- Fragmento del texto -
Washington. El presidente de Estados Unidos recibió en la Casa Blanca al presidente interino de Siria, Ahmed Al-Sharaa, un excombatiente rebelde que fue detenido por las autoridades estadounidenses en Irak en 2005 debido a sus conexiones con Al Qaeda. Durante una conferencia de prensa realizada en el Despacho Oval, el mandatario estadounidense expresó su confianza en el liderazgo de Al-Sharaa, calificándolo de "un hombre fuerte" y destacando el deseo de Estados Unidos de que Siria logre convertirse en un país próspero bajo su gobierno.
Al-Sharaa asumió la presidencia interina de Siria el 29 de enero tras liderar las fuerzas rebeldes que derrocaron al presidente Bashar al-Asad en diciembre de 2024. Esta visita representa la primera ocasión en que un jefe de Estado sirio ha estado en la Casa Blanca desde la independencia de Siria en 1946.
Al llegar a Washington, decenas de ciudadanos sirios se agruparon frente a la Casa Blanca para mostrar su apoyo al presidente interino, quien se tomó un momento para saludar a sus simpatizantes antes de abordar su vehículo oficial. La reunión con Trump se extendió por aproximadamente dos horas y se llevó a cabo a puerta cerrada.

- Datos -
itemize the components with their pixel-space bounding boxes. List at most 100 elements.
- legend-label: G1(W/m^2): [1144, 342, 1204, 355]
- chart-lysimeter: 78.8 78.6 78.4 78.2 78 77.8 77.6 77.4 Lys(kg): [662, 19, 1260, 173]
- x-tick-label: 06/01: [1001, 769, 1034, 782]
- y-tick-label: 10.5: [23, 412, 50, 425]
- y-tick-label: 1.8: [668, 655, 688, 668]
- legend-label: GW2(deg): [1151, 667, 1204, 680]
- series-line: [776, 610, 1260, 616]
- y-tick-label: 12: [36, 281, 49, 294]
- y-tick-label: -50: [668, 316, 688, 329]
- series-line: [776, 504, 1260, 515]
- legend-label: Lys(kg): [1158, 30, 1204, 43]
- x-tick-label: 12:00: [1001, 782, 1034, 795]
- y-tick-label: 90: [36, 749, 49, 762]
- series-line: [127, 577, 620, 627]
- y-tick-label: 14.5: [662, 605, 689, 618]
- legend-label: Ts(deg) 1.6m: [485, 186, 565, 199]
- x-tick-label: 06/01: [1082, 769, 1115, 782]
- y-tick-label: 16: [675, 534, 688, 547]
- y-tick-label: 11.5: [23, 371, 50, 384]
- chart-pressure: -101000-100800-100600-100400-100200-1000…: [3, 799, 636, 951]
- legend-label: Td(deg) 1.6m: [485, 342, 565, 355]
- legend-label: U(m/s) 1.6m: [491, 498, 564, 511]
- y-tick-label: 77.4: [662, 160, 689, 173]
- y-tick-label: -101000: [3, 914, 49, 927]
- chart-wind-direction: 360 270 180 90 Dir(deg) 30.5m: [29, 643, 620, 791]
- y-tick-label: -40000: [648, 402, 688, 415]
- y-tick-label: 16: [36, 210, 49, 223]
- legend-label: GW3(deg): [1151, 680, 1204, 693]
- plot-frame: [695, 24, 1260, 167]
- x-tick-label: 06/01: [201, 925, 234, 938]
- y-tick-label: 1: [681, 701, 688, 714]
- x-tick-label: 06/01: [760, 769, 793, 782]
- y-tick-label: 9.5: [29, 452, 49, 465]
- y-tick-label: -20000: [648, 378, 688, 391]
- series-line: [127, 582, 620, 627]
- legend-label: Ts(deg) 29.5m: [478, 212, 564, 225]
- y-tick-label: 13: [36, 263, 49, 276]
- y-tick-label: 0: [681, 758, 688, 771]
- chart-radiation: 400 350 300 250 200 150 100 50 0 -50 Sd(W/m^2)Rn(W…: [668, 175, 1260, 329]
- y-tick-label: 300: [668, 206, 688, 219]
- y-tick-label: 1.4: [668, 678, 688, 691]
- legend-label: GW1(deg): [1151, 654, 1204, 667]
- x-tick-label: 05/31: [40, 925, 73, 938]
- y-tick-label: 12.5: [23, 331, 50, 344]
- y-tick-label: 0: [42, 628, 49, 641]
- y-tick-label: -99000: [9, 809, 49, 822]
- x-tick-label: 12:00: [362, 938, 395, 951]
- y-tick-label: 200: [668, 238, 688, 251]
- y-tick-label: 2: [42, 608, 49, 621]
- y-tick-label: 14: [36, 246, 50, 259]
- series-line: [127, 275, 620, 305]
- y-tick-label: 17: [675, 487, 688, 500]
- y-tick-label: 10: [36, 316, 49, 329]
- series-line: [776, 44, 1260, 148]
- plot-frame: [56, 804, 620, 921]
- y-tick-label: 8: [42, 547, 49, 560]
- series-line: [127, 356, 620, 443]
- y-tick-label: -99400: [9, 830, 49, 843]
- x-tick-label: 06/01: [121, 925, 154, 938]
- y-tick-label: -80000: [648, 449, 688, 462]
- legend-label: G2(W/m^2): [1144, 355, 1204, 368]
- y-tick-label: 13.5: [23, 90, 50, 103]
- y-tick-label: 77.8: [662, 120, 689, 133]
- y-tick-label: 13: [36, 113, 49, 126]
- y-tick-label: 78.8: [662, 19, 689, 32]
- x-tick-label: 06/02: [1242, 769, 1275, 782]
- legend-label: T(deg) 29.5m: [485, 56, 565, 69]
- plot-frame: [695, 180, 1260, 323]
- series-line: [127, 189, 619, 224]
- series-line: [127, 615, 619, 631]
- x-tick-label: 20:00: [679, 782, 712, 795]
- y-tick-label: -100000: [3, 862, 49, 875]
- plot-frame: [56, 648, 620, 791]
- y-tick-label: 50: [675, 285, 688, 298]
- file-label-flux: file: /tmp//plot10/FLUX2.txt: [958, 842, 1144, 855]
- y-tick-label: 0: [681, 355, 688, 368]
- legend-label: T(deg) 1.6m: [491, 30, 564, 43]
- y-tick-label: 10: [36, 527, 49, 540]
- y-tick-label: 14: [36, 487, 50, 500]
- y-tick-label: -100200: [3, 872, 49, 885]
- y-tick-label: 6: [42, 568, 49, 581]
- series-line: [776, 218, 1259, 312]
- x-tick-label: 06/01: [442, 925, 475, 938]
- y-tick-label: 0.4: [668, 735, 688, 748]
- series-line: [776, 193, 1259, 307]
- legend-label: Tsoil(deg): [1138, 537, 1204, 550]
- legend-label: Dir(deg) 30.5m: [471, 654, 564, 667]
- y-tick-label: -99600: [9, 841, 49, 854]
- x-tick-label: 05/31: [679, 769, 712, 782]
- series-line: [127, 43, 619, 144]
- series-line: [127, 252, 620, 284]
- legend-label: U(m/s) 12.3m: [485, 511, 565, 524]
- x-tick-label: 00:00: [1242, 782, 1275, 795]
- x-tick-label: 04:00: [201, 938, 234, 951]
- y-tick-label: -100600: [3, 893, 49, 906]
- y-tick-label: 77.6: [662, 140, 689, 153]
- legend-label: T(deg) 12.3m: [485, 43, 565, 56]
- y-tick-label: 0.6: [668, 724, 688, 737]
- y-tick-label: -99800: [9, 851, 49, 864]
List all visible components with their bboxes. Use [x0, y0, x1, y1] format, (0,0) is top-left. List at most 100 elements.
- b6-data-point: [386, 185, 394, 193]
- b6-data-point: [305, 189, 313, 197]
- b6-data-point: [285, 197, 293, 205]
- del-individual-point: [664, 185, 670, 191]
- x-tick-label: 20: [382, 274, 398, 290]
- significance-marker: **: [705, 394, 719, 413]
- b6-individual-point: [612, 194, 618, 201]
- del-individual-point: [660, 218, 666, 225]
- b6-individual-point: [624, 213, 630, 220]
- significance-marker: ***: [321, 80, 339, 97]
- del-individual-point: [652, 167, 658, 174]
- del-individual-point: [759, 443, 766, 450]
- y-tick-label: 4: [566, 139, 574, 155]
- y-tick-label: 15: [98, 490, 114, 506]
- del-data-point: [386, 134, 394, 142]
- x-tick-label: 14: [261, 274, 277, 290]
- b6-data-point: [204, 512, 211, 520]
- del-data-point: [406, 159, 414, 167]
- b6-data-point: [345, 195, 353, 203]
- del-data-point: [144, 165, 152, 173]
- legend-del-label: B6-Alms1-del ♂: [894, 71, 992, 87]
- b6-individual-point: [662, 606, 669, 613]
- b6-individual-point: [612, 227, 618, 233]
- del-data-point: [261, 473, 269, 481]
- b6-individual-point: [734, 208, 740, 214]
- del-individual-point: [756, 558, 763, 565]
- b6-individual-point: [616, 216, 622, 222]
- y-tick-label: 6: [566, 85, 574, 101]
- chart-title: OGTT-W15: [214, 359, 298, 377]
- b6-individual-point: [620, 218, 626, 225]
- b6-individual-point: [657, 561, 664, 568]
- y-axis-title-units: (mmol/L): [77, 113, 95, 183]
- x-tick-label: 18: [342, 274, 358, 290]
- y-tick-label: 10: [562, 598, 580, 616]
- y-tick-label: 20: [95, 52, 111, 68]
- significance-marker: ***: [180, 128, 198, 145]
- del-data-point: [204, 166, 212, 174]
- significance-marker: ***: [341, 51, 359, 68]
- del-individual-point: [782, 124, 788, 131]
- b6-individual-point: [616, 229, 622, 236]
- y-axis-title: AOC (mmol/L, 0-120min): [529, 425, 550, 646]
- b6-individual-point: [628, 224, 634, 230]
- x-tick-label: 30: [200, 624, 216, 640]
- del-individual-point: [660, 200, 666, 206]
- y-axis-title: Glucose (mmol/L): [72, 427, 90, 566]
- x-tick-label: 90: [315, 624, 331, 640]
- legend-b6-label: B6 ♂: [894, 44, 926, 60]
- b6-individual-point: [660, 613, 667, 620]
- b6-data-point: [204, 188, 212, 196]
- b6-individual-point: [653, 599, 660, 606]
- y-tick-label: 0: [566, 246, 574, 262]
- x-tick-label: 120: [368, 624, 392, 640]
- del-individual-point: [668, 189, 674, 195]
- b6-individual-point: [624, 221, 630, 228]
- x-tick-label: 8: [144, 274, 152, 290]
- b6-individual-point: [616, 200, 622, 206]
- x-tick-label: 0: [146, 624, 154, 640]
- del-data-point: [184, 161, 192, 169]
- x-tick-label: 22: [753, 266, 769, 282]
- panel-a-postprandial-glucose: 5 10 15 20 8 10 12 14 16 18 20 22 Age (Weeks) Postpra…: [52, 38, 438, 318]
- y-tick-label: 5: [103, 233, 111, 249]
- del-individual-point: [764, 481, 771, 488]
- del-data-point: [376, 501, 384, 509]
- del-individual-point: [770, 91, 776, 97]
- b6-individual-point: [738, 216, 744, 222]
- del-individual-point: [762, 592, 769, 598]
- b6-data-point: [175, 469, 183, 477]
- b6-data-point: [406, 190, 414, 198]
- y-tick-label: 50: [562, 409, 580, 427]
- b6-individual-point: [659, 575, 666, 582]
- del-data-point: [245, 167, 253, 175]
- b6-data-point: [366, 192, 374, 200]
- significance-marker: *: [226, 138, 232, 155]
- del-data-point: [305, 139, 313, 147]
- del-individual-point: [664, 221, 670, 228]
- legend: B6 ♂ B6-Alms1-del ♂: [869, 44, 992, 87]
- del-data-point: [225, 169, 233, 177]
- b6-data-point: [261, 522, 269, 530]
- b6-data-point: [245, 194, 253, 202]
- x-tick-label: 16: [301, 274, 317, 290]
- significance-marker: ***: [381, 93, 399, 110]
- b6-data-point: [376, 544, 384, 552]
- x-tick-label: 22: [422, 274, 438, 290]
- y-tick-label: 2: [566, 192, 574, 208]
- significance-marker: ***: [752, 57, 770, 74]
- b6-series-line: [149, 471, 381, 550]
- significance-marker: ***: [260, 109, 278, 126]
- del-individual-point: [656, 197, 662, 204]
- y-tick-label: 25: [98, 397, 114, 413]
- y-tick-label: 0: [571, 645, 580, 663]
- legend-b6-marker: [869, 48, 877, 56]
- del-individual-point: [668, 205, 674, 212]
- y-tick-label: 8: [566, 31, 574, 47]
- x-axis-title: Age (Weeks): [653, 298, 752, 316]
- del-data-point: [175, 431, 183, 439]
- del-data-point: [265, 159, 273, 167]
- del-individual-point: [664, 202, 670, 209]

- Instrucción 1 -
Transcribe literalmente el pasaje de la nota sobre la visita de Al-Sharaa desde "Washington. El presidente" hasta "bajo su gobierno.".
- Instrucción 2 -
Enumera todas las fechas y años que se mencionan en la nota sobre la visita de Al-Sharaa.
- Instrucción 3 -
Según la nota sobre la visita de Al-Sharaa, explica por qué las autoridades estadounidenses lo detuvieron en Irak en 2005.

- Solución 1 -
Washington. El presidente de Estados Unidos recibió en la Casa Blanca al presidente interino de Siria, Ahmed Al-Sharaa, un excombatiente rebelde que fue detenido por las autoridades estadounidenses en Irak en 2005 debido a sus conexiones con Al Qaeda. Durante una conferencia de prensa realizada en el Despacho Oval, el mandatario estadounidense expresó su confianza en el liderazgo de Al-Sharaa, calificándolo de "un hombre fuerte" y destacando el deseo de Estados Unidos de que Siria logre convertirse en un país próspero bajo su gobierno.

- Solución 2 -
2005; 29 de enero; diciembre de 2024; 1946

- Solución 3 -
Las autoridades estadounidenses lo detuvieron en Irak en 2005 debido a sus conexiones con Al Qaeda.